→ **Problem to solve**:
Output the entries word for word. Omit images.

○ ○ ○ ○ ○ ○ ○

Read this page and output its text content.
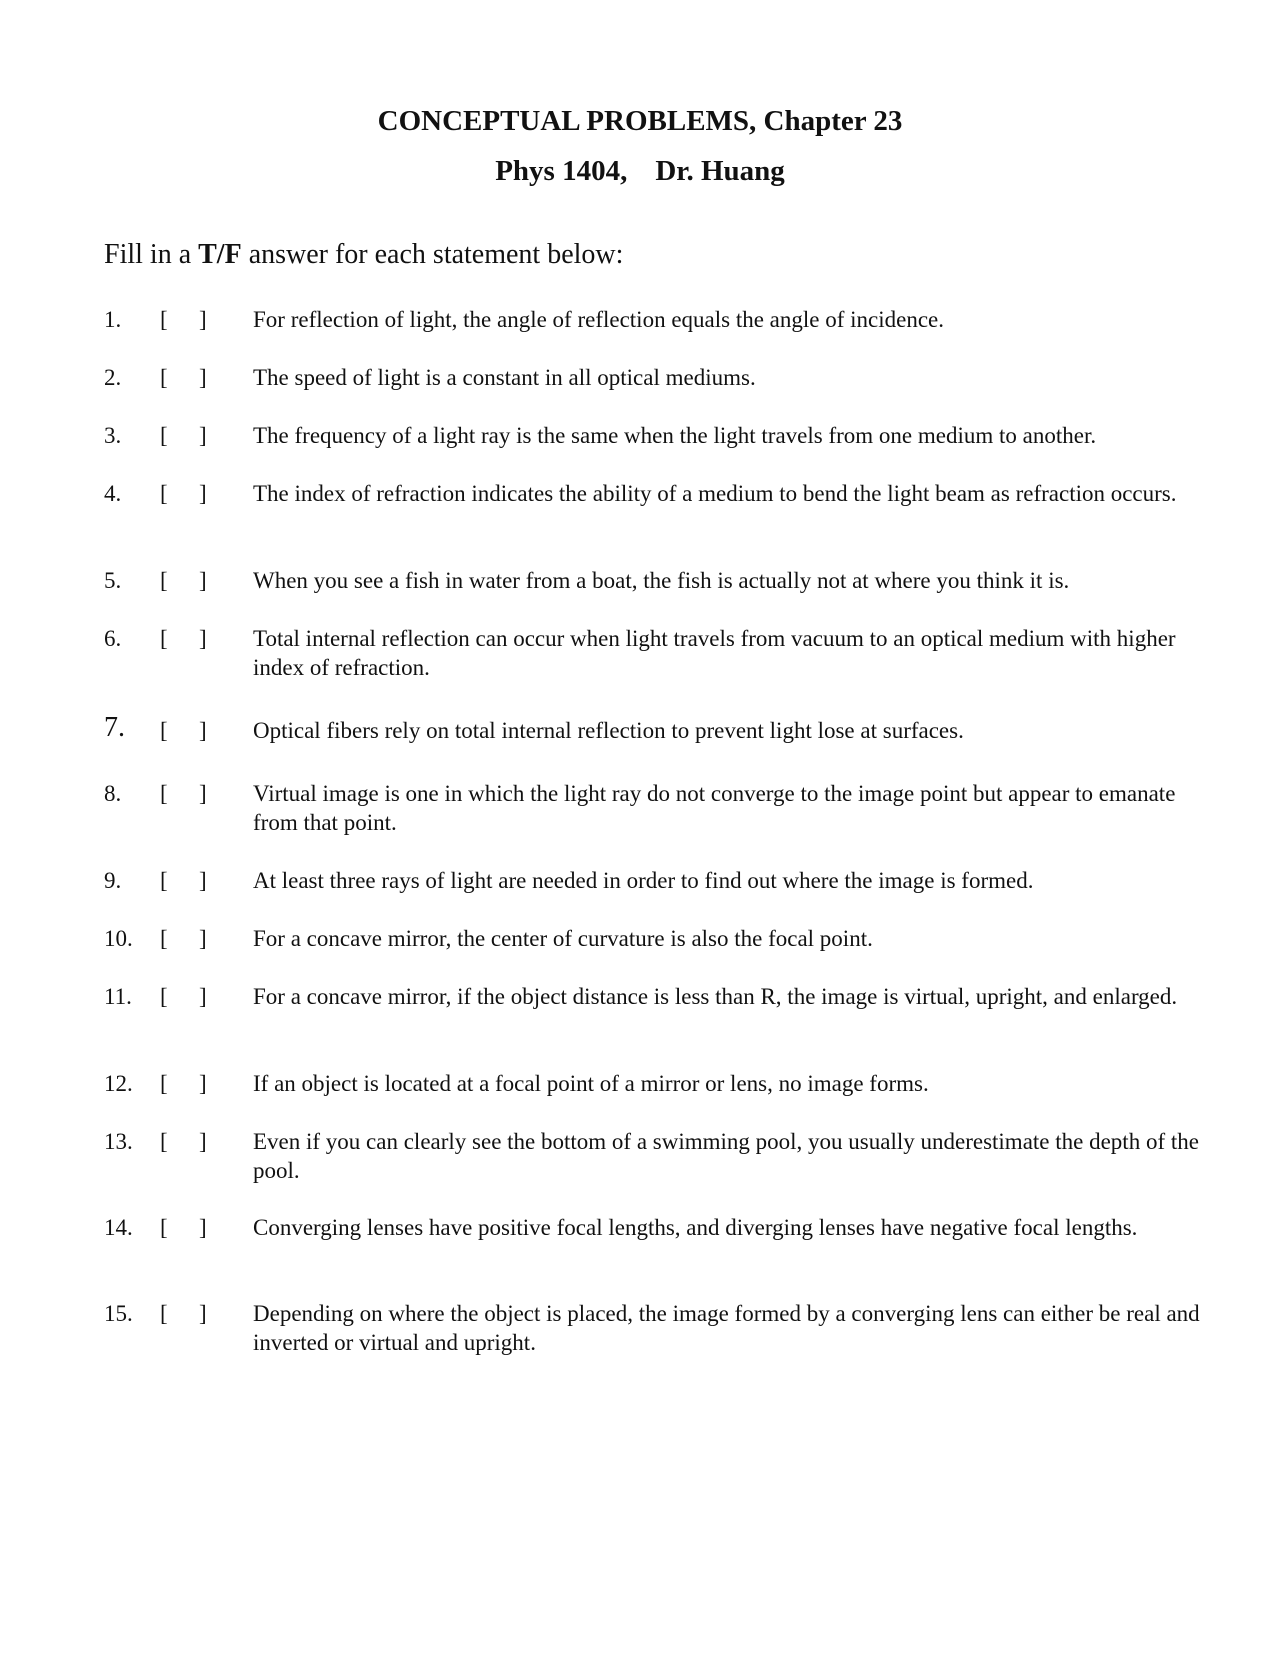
CONCEPTUAL PROBLEMS, Chapter 23
Phys 1404, Dr. Huang
Fill in a T/F answer for each statement below:
1. [ ] For reflection of light, the angle of reflection equals the angle of incidence.
2. [ ] The speed of light is a constant in all optical mediums.
3. [ ] The frequency of a light ray is the same when the light travels from one medium to another.
4. [ ] The index of refraction indicates the ability of a medium to bend the light beam as refraction occurs.
5. [ ] When you see a fish in water from a boat, the fish is actually not at where you think it is.
6. [ ] Total internal reflection can occur when light travels from vacuum to an optical medium with higher index of refraction.
7. [ ] Optical fibers rely on total internal reflection to prevent light lose at surfaces.
8. [ ] Virtual image is one in which the light ray do not converge to the image point but appear to emanate from that point.
9. [ ] At least three rays of light are needed in order to find out where the image is formed.
10. [ ] For a concave mirror, the center of curvature is also the focal point.
11. [ ] For a concave mirror, if the object distance is less than R, the image is virtual, upright, and enlarged.
12. [ ] If an object is located at a focal point of a mirror or lens, no image forms.
13. [ ] Even if you can clearly see the bottom of a swimming pool, you usually underestimate the depth of the pool.
14. [ ] Converging lenses have positive focal lengths, and diverging lenses have negative focal lengths.
15. [ ] Depending on where the object is placed, the image formed by a converging lens can either be real and inverted or virtual and upright.
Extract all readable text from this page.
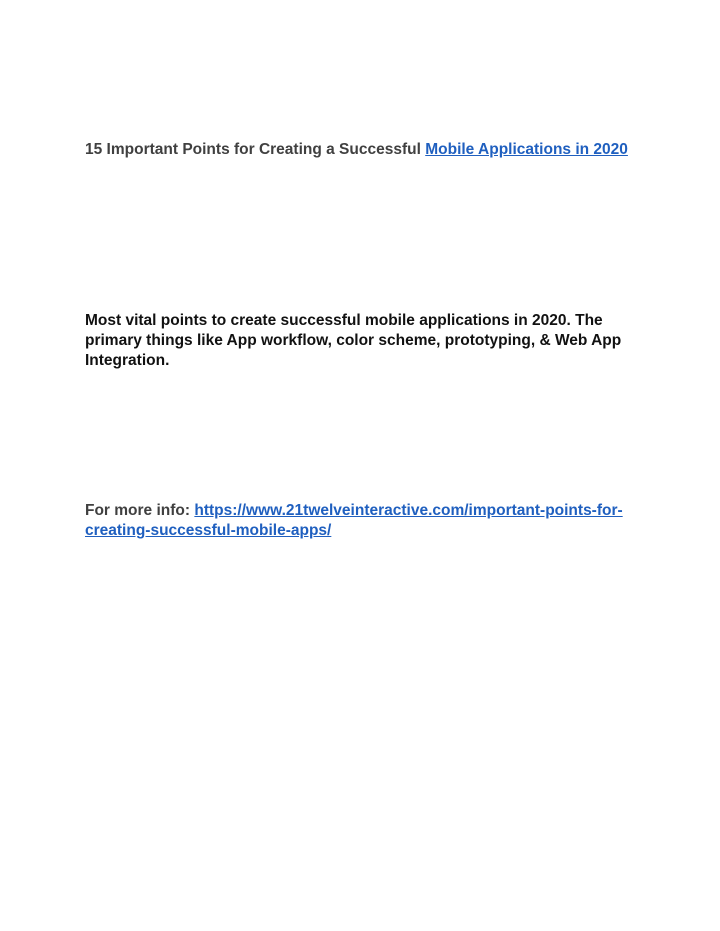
15 Important Points for Creating a Successful Mobile Applications in 2020
Most vital points to create successful mobile applications in 2020. The primary things like App workflow, color scheme, prototyping, & Web App Integration.
For more info: https://www.21twelveinteractive.com/important-points-for-creating-successful-mobile-apps/
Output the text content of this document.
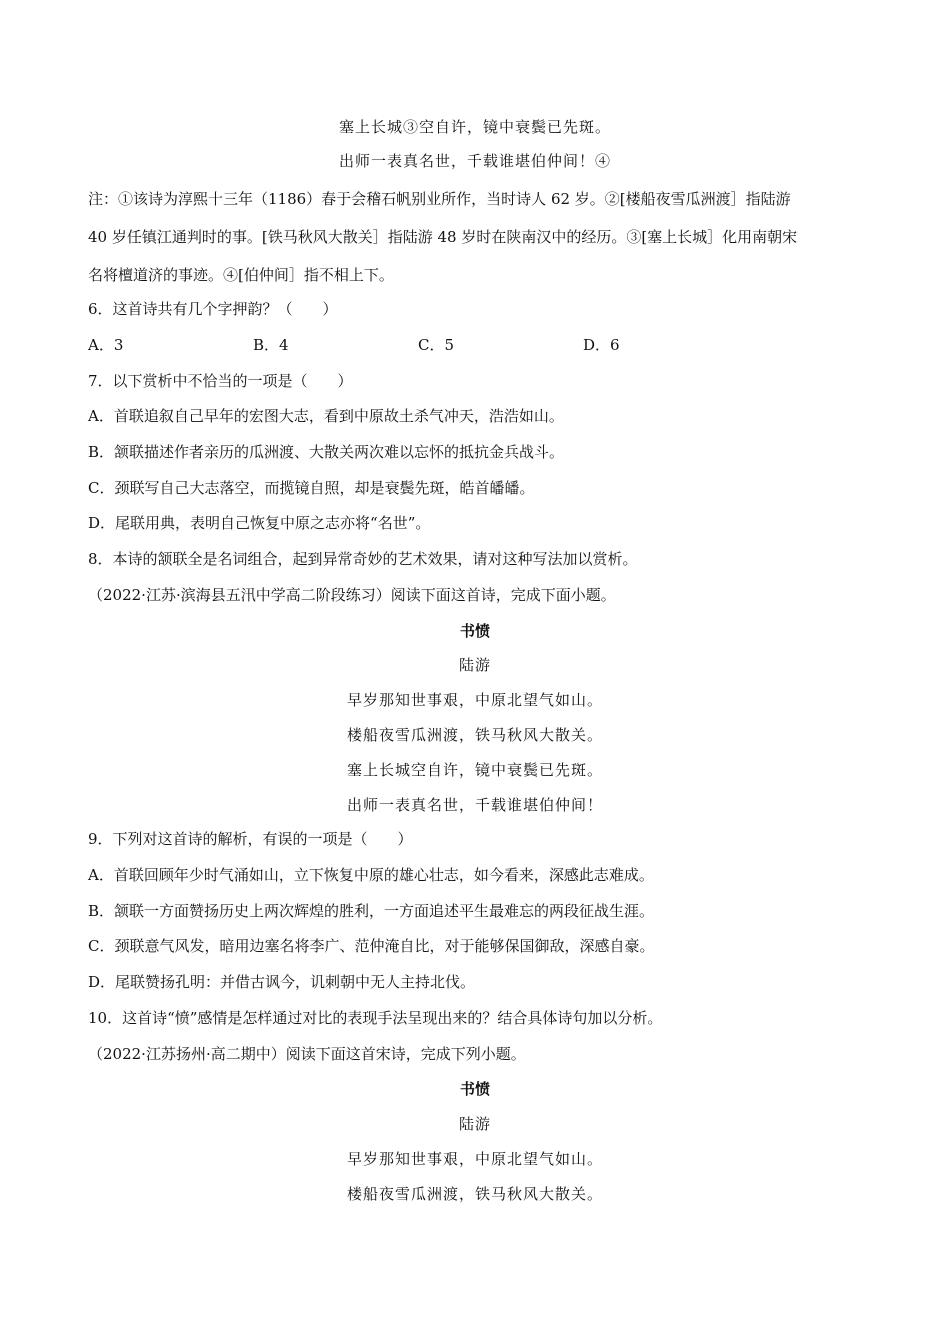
塞上长城③空自许，镜中衰鬓已先斑。
出师一表真名世，千载谁堪伯仲间！④
注：①该诗为淳熙十三年（1186）春于会稽石帆别业所作，当时诗人 62 岁。②[楼船夜雪瓜洲渡］指陆游
40 岁任镇江通判时的事。[铁马秋风大散关］指陆游 48 岁时在陕南汉中的经历。③[塞上长城］化用南朝宋
名将檀道济的事迹。④[伯仲间］指不相上下。
6．这首诗共有几个字押韵？（　　）
A．3	B．4	C．5	D．6
7．以下赏析中不恰当的一项是（　　）
A．首联追叙自己早年的宏图大志，看到中原故土杀气冲天，浩浩如山。
B．颔联描述作者亲历的瓜洲渡、大散关两次难以忘怀的抵抗金兵战斗。
C．颈联写自己大志落空，而揽镜自照，却是衰鬓先斑，皓首皤皤。
D．尾联用典，表明自己恢复中原之志亦将“名世”。
8．本诗的颔联全是名词组合，起到异常奇妙的艺术效果，请对这种写法加以赏析。
（2022·江苏·滨海县五汛中学高二阶段练习）阅读下面这首诗，完成下面小题。
书愤
陆游
早岁那知世事艰，中原北望气如山。
楼船夜雪瓜洲渡，铁马秋风大散关。
塞上长城空自许，镜中衰鬓已先斑。
出师一表真名世，千载谁堪伯仲间！
9．下列对这首诗的解析，有误的一项是（　　）
A．首联回顾年少时气涌如山，立下恢复中原的雄心壮志，如今看来，深感此志难成。
B．颔联一方面赞扬历史上两次辉煌的胜利，一方面追述平生最难忘的两段征战生涯。
C．颈联意气风发，暗用边塞名将李广、范仲淹自比，对于能够保国御敌，深感自豪。
D．尾联赞扬孔明：并借古讽今，讥刺朝中无人主持北伐。
10．这首诗“愤”感情是怎样通过对比的表现手法呈现出来的？结合具体诗句加以分析。
（2022·江苏扬州·高二期中）阅读下面这首宋诗，完成下列小题。
书愤
陆游
早岁那知世事艰，中原北望气如山。
楼船夜雪瓜洲渡，铁马秋风大散关。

○ ○ ○ ○ ○ ○ ○

→ **The response**:
Read this page and output its text content.
CONCEPTUAL PROBLEMS, Chapter 23
Phys 1404, Dr. Huang
Fill in a T/F answer for each statement below:
1. [ ] For reflection of light, the angle of reflection equals the angle of incidence.
2. [ ] The speed of light is a constant in all optical mediums.
3. [ ] The frequency of a light ray is the same when the light travels from one medium to another.
4. [ ] The index of refraction indicates the ability of a medium to bend the light beam as refraction occurs.
5. [ ] When you see a fish in water from a boat, the fish is actually not at where you think it is.
6. [ ] Total internal reflection can occur when light travels from vacuum to an optical medium with higher index of refraction.
7. [ ] Optical fibers rely on total internal reflection to prevent light lose at surfaces.
8. [ ] Virtual image is one in which the light ray do not converge to the image point but appear to emanate from that point.
9. [ ] At least three rays of light are needed in order to find out where the image is formed.
10. [ ] For a concave mirror, the center of curvature is also the focal point.
11. [ ] For a concave mirror, if the object distance is less than R, the image is virtual, upright, and enlarged.
12. [ ] If an object is located at a focal point of a mirror or lens, no image forms.
13. [ ] Even if you can clearly see the bottom of a swimming pool, you usually underestimate the depth of the pool.
14. [ ] Converging lenses have positive focal lengths, and diverging lenses have negative focal lengths.
15. [ ] Depending on where the object is placed, the image formed by a converging lens can either be real and inverted or virtual and upright.
Extract all readable text from this page.
15 Important Points for Creating a Successful Mobile Applications in 2020
Most vital points to create successful mobile applications in 2020. The primary things like App workflow, color scheme, prototyping, & Web App Integration.
For more info: https://www.21twelveinteractive.com/important-points-for-creating-successful-mobile-apps/
Output the text content of this document.
塞上长城③空自许，镜中衰鬓已先斑。
出师一表真名世，千载谁堪伯仲间！④
注：①该诗为淳熙十三年（1186）春于会稽石帆别业所作，当时诗人 62 岁。②[楼船夜雪瓜洲渡］指陆游
40 岁任镇江通判时的事。[铁马秋风大散关］指陆游 48 岁时在陕南汉中的经历。③[塞上长城］化用南朝宋
名将檀道济的事迹。④[伯仲间］指不相上下。
6．这首诗共有几个字押韵？（　　）
A．3	B．4	C．5	D．6
7．以下赏析中不恰当的一项是（　　）
A．首联追叙自己早年的宏图大志，看到中原故土杀气冲天，浩浩如山。
B．颔联描述作者亲历的瓜洲渡、大散关两次难以忘怀的抵抗金兵战斗。
C．颈联写自己大志落空，而揽镜自照，却是衰鬓先斑，皓首皤皤。
D．尾联用典，表明自己恢复中原之志亦将“名世”。
8．本诗的颔联全是名词组合，起到异常奇妙的艺术效果，请对这种写法加以赏析。
（2022·江苏·滨海县五汛中学高二阶段练习）阅读下面这首诗，完成下面小题。
书愤
陆游
早岁那知世事艰，中原北望气如山。
楼船夜雪瓜洲渡，铁马秋风大散关。
塞上长城空自许，镜中衰鬓已先斑。
出师一表真名世，千载谁堪伯仲间！
9．下列对这首诗的解析，有误的一项是（　　）
A．首联回顾年少时气涌如山，立下恢复中原的雄心壮志，如今看来，深感此志难成。
B．颔联一方面赞扬历史上两次辉煌的胜利，一方面追述平生最难忘的两段征战生涯。
C．颈联意气风发，暗用边塞名将李广、范仲淹自比，对于能够保国御敌，深感自豪。
D．尾联赞扬孔明：并借古讽今，讥刺朝中无人主持北伐。
10．这首诗“愤”感情是怎样通过对比的表现手法呈现出来的？结合具体诗句加以分析。
（2022·江苏扬州·高二期中）阅读下面这首宋诗，完成下列小题。
书愤
陆游
早岁那知世事艰，中原北望气如山。
楼船夜雪瓜洲渡，铁马秋风大散关。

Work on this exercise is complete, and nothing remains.